▸ Your objective: Return the records that follow, matching each one exactly.
-- Start of Recorded data --
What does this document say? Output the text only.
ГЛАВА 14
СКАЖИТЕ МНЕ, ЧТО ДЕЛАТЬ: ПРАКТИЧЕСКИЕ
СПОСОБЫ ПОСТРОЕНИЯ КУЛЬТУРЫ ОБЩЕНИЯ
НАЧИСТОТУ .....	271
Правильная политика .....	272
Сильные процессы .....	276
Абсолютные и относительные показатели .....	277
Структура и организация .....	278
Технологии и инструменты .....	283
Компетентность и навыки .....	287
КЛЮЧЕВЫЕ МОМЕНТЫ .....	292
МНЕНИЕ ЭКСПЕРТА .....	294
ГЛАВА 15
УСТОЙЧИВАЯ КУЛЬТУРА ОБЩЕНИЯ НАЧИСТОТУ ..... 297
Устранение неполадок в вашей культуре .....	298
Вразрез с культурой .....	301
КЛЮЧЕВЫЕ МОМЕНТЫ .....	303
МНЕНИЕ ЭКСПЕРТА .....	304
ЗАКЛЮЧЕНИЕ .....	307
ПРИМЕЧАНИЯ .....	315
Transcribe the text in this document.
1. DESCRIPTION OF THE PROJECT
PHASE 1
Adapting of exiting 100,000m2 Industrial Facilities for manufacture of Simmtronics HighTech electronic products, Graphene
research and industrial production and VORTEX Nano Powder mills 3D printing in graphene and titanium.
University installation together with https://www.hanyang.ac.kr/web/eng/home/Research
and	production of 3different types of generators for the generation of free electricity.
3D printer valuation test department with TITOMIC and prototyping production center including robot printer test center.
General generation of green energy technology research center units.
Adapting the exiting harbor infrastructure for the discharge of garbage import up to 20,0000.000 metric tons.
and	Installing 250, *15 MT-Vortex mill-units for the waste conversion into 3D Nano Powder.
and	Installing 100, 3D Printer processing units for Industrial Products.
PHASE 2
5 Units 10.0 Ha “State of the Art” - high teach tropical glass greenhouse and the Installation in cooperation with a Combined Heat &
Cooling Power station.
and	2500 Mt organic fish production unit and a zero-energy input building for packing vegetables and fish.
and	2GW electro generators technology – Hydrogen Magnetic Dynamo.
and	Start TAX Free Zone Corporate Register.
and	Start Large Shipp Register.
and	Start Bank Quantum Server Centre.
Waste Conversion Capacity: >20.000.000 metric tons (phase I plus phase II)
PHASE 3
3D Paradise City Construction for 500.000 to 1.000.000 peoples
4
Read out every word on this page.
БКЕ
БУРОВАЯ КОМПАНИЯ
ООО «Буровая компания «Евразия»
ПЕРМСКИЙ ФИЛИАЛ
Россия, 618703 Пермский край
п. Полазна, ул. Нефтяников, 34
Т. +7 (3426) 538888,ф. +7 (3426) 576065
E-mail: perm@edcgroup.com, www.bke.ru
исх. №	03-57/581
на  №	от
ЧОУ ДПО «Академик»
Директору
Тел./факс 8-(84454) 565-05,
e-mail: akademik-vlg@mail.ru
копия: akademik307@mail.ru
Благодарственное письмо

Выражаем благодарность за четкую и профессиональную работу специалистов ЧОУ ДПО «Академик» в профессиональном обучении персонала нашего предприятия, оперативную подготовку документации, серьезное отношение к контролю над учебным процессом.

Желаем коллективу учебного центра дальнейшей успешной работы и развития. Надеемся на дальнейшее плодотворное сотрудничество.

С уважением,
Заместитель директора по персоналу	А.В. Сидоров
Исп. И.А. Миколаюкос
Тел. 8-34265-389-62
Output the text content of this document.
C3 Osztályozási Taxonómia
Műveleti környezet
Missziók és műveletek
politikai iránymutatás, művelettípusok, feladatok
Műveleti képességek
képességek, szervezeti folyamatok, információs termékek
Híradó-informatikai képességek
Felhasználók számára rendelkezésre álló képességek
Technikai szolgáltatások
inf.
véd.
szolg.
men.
-- End of Recorded data --
▸ Exercise solution:
What does this document say? Output the text only.
ГЛАВА 14
СКАЖИТЕ МНЕ, ЧТО ДЕЛАТЬ: ПРАКТИЧЕСКИЕ
СПОСОБЫ ПОСТРОЕНИЯ КУЛЬТУРЫ ОБЩЕНИЯ
НАЧИСТОТУ .....	271
Правильная политика .....	272
Сильные процессы .....	276
Абсолютные и относительные показатели .....	277
Структура и организация .....	278
Технологии и инструменты .....	283
Компетентность и навыки .....	287
КЛЮЧЕВЫЕ МОМЕНТЫ .....	292
МНЕНИЕ ЭКСПЕРТА .....	294
ГЛАВА 15
УСТОЙЧИВАЯ КУЛЬТУРА ОБЩЕНИЯ НАЧИСТОТУ ..... 297
Устранение неполадок в вашей культуре .....	298
Вразрез с культурой .....	301
КЛЮЧЕВЫЕ МОМЕНТЫ .....	303
МНЕНИЕ ЭКСПЕРТА .....	304
ЗАКЛЮЧЕНИЕ .....	307
ПРИМЕЧАНИЯ .....	315
Transcribe the text in this document.
1. DESCRIPTION OF THE PROJECT
PHASE 1
Adapting of exiting 100,000m2 Industrial Facilities for manufacture of Simmtronics HighTech electronic products, Graphene
research and industrial production and VORTEX Nano Powder mills 3D printing in graphene and titanium.
University installation together with https://www.hanyang.ac.kr/web/eng/home/Research
and	production of 3different types of generators for the generation of free electricity.
3D printer valuation test department with TITOMIC and prototyping production center including robot printer test center.
General generation of green energy technology research center units.
Adapting the exiting harbor infrastructure for the discharge of garbage import up to 20,0000.000 metric tons.
and	Installing 250, *15 MT-Vortex mill-units for the waste conversion into 3D Nano Powder.
and	Installing 100, 3D Printer processing units for Industrial Products.
PHASE 2
5 Units 10.0 Ha “State of the Art” - high teach tropical glass greenhouse and the Installation in cooperation with a Combined Heat &
Cooling Power station.
and	2500 Mt organic fish production unit and a zero-energy input building for packing vegetables and fish.
and	2GW electro generators technology – Hydrogen Magnetic Dynamo.
and	Start TAX Free Zone Corporate Register.
and	Start Large Shipp Register.
and	Start Bank Quantum Server Centre.
Waste Conversion Capacity: >20.000.000 metric tons (phase I plus phase II)
PHASE 3
3D Paradise City Construction for 500.000 to 1.000.000 peoples
4
Read out every word on this page.
БКЕ
БУРОВАЯ КОМПАНИЯ
ООО «Буровая компания «Евразия»
ПЕРМСКИЙ ФИЛИАЛ
Россия, 618703 Пермский край
п. Полазна, ул. Нефтяников, 34
Т. +7 (3426) 538888,ф. +7 (3426) 576065
E-mail: perm@edcgroup.com, www.bke.ru
исх. №	03-57/581
на  №	от
ЧОУ ДПО «Академик»
Директору
Тел./факс 8-(84454) 565-05,
e-mail: akademik-vlg@mail.ru
копия: akademik307@mail.ru
Благодарственное письмо

Выражаем благодарность за четкую и профессиональную работу специалистов ЧОУ ДПО «Академик» в профессиональном обучении персонала нашего предприятия, оперативную подготовку документации, серьезное отношение к контролю над учебным процессом.

Желаем коллективу учебного центра дальнейшей успешной работы и развития. Надеемся на дальнейшее плодотворное сотрудничество.

С уважением,
Заместитель директора по персоналу	А.В. Сидоров
Исп. И.А. Миколаюкос
Тел. 8-34265-389-62
Output the text content of this document.
C3 Osztályozási Taxonómia
Műveleti környezet
Missziók és műveletek
politikai iránymutatás, művelettípusok, feladatok
Műveleti képességek
képességek, szervezeti folyamatok, információs termékek
Híradó-informatikai képességek
Felhasználók számára rendelkezésre álló képességek
Technikai szolgáltatások
inf.
véd.
szolg.
men.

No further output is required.